• **What you should do**
An exact copy of every record is needed.

• **Material to process**
○ ○ ○ ○ ○
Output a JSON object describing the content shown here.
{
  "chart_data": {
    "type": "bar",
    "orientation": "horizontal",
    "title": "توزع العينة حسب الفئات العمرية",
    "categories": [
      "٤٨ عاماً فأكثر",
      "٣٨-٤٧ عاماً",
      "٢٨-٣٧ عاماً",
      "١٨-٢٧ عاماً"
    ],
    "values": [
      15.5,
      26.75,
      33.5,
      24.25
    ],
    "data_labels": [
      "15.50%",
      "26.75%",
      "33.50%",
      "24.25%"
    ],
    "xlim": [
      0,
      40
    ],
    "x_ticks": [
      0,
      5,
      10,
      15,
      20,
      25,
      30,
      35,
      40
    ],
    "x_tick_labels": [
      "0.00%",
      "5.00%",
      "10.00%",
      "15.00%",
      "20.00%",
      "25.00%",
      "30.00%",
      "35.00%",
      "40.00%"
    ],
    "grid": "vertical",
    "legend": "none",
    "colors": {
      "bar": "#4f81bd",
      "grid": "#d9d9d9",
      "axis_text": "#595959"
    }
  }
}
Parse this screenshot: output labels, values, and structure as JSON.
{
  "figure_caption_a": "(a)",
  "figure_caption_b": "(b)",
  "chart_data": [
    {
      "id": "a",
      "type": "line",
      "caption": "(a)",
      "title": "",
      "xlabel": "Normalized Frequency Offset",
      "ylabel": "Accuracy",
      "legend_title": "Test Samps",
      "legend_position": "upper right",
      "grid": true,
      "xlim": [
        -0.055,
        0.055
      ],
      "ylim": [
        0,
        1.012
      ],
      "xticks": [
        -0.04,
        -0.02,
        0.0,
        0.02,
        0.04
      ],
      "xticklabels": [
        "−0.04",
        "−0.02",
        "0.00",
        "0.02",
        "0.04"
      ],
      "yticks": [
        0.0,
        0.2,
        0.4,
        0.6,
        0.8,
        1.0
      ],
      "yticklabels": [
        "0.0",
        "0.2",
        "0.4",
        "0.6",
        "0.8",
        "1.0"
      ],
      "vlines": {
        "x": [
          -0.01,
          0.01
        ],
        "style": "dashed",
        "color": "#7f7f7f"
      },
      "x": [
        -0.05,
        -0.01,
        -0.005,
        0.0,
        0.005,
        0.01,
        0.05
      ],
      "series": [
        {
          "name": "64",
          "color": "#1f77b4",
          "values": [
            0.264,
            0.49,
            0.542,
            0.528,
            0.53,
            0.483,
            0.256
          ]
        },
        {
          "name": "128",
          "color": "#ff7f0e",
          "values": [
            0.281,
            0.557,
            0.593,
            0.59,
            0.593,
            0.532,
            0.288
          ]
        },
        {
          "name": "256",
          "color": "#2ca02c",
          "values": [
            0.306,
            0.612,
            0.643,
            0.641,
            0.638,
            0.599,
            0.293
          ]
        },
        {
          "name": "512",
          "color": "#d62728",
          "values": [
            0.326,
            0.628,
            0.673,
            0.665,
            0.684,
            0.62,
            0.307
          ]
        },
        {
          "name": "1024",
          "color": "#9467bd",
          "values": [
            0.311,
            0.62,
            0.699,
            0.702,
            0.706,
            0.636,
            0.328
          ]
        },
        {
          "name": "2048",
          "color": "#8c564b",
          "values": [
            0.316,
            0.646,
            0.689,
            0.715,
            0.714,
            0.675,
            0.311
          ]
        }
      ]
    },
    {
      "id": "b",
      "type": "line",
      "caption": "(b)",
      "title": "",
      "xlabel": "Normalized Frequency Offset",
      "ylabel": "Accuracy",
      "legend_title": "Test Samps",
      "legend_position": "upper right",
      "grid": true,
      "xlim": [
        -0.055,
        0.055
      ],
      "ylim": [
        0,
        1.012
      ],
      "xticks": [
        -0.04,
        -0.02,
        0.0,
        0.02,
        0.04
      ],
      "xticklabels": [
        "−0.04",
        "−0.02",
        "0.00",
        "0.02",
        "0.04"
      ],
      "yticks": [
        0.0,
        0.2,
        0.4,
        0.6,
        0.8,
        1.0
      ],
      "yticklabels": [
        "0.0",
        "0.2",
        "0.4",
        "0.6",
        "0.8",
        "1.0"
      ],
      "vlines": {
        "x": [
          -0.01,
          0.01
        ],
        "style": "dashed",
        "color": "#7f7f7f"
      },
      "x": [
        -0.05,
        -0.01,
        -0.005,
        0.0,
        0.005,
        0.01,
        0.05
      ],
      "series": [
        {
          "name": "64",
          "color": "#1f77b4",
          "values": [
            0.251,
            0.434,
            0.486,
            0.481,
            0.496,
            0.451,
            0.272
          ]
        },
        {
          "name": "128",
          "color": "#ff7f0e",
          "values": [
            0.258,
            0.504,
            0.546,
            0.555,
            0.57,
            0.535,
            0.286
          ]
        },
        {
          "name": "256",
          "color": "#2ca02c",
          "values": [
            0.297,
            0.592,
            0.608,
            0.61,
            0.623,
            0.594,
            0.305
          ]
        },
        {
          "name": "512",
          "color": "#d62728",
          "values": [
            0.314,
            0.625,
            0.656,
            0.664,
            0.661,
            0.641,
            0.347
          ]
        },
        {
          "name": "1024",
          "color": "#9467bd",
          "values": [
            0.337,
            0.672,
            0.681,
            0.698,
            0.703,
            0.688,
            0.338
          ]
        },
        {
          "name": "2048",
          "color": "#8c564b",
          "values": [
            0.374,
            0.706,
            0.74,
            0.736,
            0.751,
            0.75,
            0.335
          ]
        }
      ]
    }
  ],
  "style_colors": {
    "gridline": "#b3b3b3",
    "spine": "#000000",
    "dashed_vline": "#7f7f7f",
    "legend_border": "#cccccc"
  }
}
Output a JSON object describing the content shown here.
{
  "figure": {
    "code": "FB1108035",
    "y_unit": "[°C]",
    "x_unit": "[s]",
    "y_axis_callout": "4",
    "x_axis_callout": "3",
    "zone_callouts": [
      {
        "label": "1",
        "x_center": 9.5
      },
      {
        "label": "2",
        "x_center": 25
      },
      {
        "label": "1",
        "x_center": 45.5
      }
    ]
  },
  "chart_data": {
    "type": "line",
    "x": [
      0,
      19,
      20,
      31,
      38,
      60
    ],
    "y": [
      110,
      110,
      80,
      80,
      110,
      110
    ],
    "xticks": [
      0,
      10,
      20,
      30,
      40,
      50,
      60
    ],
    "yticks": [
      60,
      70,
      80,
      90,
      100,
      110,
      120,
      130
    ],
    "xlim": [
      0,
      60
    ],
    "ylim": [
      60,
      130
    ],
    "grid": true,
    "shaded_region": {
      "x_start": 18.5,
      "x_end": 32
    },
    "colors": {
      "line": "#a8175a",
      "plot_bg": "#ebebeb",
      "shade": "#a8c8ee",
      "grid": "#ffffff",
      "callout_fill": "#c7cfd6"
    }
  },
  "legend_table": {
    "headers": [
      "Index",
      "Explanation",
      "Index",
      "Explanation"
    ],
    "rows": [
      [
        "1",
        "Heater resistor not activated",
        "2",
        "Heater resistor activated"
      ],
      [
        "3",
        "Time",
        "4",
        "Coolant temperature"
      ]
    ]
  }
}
○ ○ ○ ○ ○
• **Written solution**
Output a JSON object describing the content shown here.
{
  "chart_data": {
    "type": "bar",
    "orientation": "horizontal",
    "title": "توزع العينة حسب الفئات العمرية",
    "categories": [
      "٤٨ عاماً فأكثر",
      "٣٨-٤٧ عاماً",
      "٢٨-٣٧ عاماً",
      "١٨-٢٧ عاماً"
    ],
    "values": [
      15.5,
      26.75,
      33.5,
      24.25
    ],
    "data_labels": [
      "15.50%",
      "26.75%",
      "33.50%",
      "24.25%"
    ],
    "xlim": [
      0,
      40
    ],
    "x_ticks": [
      0,
      5,
      10,
      15,
      20,
      25,
      30,
      35,
      40
    ],
    "x_tick_labels": [
      "0.00%",
      "5.00%",
      "10.00%",
      "15.00%",
      "20.00%",
      "25.00%",
      "30.00%",
      "35.00%",
      "40.00%"
    ],
    "grid": "vertical",
    "legend": "none",
    "colors": {
      "bar": "#4f81bd",
      "grid": "#d9d9d9",
      "axis_text": "#595959"
    }
  }
}
Parse this screenshot: output labels, values, and structure as JSON.
{
  "figure_caption_a": "(a)",
  "figure_caption_b": "(b)",
  "chart_data": [
    {
      "id": "a",
      "type": "line",
      "caption": "(a)",
      "title": "",
      "xlabel": "Normalized Frequency Offset",
      "ylabel": "Accuracy",
      "legend_title": "Test Samps",
      "legend_position": "upper right",
      "grid": true,
      "xlim": [
        -0.055,
        0.055
      ],
      "ylim": [
        0,
        1.012
      ],
      "xticks": [
        -0.04,
        -0.02,
        0.0,
        0.02,
        0.04
      ],
      "xticklabels": [
        "−0.04",
        "−0.02",
        "0.00",
        "0.02",
        "0.04"
      ],
      "yticks": [
        0.0,
        0.2,
        0.4,
        0.6,
        0.8,
        1.0
      ],
      "yticklabels": [
        "0.0",
        "0.2",
        "0.4",
        "0.6",
        "0.8",
        "1.0"
      ],
      "vlines": {
        "x": [
          -0.01,
          0.01
        ],
        "style": "dashed",
        "color": "#7f7f7f"
      },
      "x": [
        -0.05,
        -0.01,
        -0.005,
        0.0,
        0.005,
        0.01,
        0.05
      ],
      "series": [
        {
          "name": "64",
          "color": "#1f77b4",
          "values": [
            0.264,
            0.49,
            0.542,
            0.528,
            0.53,
            0.483,
            0.256
          ]
        },
        {
          "name": "128",
          "color": "#ff7f0e",
          "values": [
            0.281,
            0.557,
            0.593,
            0.59,
            0.593,
            0.532,
            0.288
          ]
        },
        {
          "name": "256",
          "color": "#2ca02c",
          "values": [
            0.306,
            0.612,
            0.643,
            0.641,
            0.638,
            0.599,
            0.293
          ]
        },
        {
          "name": "512",
          "color": "#d62728",
          "values": [
            0.326,
            0.628,
            0.673,
            0.665,
            0.684,
            0.62,
            0.307
          ]
        },
        {
          "name": "1024",
          "color": "#9467bd",
          "values": [
            0.311,
            0.62,
            0.699,
            0.702,
            0.706,
            0.636,
            0.328
          ]
        },
        {
          "name": "2048",
          "color": "#8c564b",
          "values": [
            0.316,
            0.646,
            0.689,
            0.715,
            0.714,
            0.675,
            0.311
          ]
        }
      ]
    },
    {
      "id": "b",
      "type": "line",
      "caption": "(b)",
      "title": "",
      "xlabel": "Normalized Frequency Offset",
      "ylabel": "Accuracy",
      "legend_title": "Test Samps",
      "legend_position": "upper right",
      "grid": true,
      "xlim": [
        -0.055,
        0.055
      ],
      "ylim": [
        0,
        1.012
      ],
      "xticks": [
        -0.04,
        -0.02,
        0.0,
        0.02,
        0.04
      ],
      "xticklabels": [
        "−0.04",
        "−0.02",
        "0.00",
        "0.02",
        "0.04"
      ],
      "yticks": [
        0.0,
        0.2,
        0.4,
        0.6,
        0.8,
        1.0
      ],
      "yticklabels": [
        "0.0",
        "0.2",
        "0.4",
        "0.6",
        "0.8",
        "1.0"
      ],
      "vlines": {
        "x": [
          -0.01,
          0.01
        ],
        "style": "dashed",
        "color": "#7f7f7f"
      },
      "x": [
        -0.05,
        -0.01,
        -0.005,
        0.0,
        0.005,
        0.01,
        0.05
      ],
      "series": [
        {
          "name": "64",
          "color": "#1f77b4",
          "values": [
            0.251,
            0.434,
            0.486,
            0.481,
            0.496,
            0.451,
            0.272
          ]
        },
        {
          "name": "128",
          "color": "#ff7f0e",
          "values": [
            0.258,
            0.504,
            0.546,
            0.555,
            0.57,
            0.535,
            0.286
          ]
        },
        {
          "name": "256",
          "color": "#2ca02c",
          "values": [
            0.297,
            0.592,
            0.608,
            0.61,
            0.623,
            0.594,
            0.305
          ]
        },
        {
          "name": "512",
          "color": "#d62728",
          "values": [
            0.314,
            0.625,
            0.656,
            0.664,
            0.661,
            0.641,
            0.347
          ]
        },
        {
          "name": "1024",
          "color": "#9467bd",
          "values": [
            0.337,
            0.672,
            0.681,
            0.698,
            0.703,
            0.688,
            0.338
          ]
        },
        {
          "name": "2048",
          "color": "#8c564b",
          "values": [
            0.374,
            0.706,
            0.74,
            0.736,
            0.751,
            0.75,
            0.335
          ]
        }
      ]
    }
  ],
  "style_colors": {
    "gridline": "#b3b3b3",
    "spine": "#000000",
    "dashed_vline": "#7f7f7f",
    "legend_border": "#cccccc"
  }
}
Output a JSON object describing the content shown here.
{
  "figure": {
    "code": "FB1108035",
    "y_unit": "[°C]",
    "x_unit": "[s]",
    "y_axis_callout": "4",
    "x_axis_callout": "3",
    "zone_callouts": [
      {
        "label": "1",
        "x_center": 9.5
      },
      {
        "label": "2",
        "x_center": 25
      },
      {
        "label": "1",
        "x_center": 45.5
      }
    ]
  },
  "chart_data": {
    "type": "line",
    "x": [
      0,
      19,
      20,
      31,
      38,
      60
    ],
    "y": [
      110,
      110,
      80,
      80,
      110,
      110
    ],
    "xticks": [
      0,
      10,
      20,
      30,
      40,
      50,
      60
    ],
    "yticks": [
      60,
      70,
      80,
      90,
      100,
      110,
      120,
      130
    ],
    "xlim": [
      0,
      60
    ],
    "ylim": [
      60,
      130
    ],
    "grid": true,
    "shaded_region": {
      "x_start": 18.5,
      "x_end": 32
    },
    "colors": {
      "line": "#a8175a",
      "plot_bg": "#ebebeb",
      "shade": "#a8c8ee",
      "grid": "#ffffff",
      "callout_fill": "#c7cfd6"
    }
  },
  "legend_table": {
    "headers": [
      "Index",
      "Explanation",
      "Index",
      "Explanation"
    ],
    "rows": [
      [
        "1",
        "Heater resistor not activated",
        "2",
        "Heater resistor activated"
      ],
      [
        "3",
        "Time",
        "4",
        "Coolant temperature"
      ]
    ]
  }
}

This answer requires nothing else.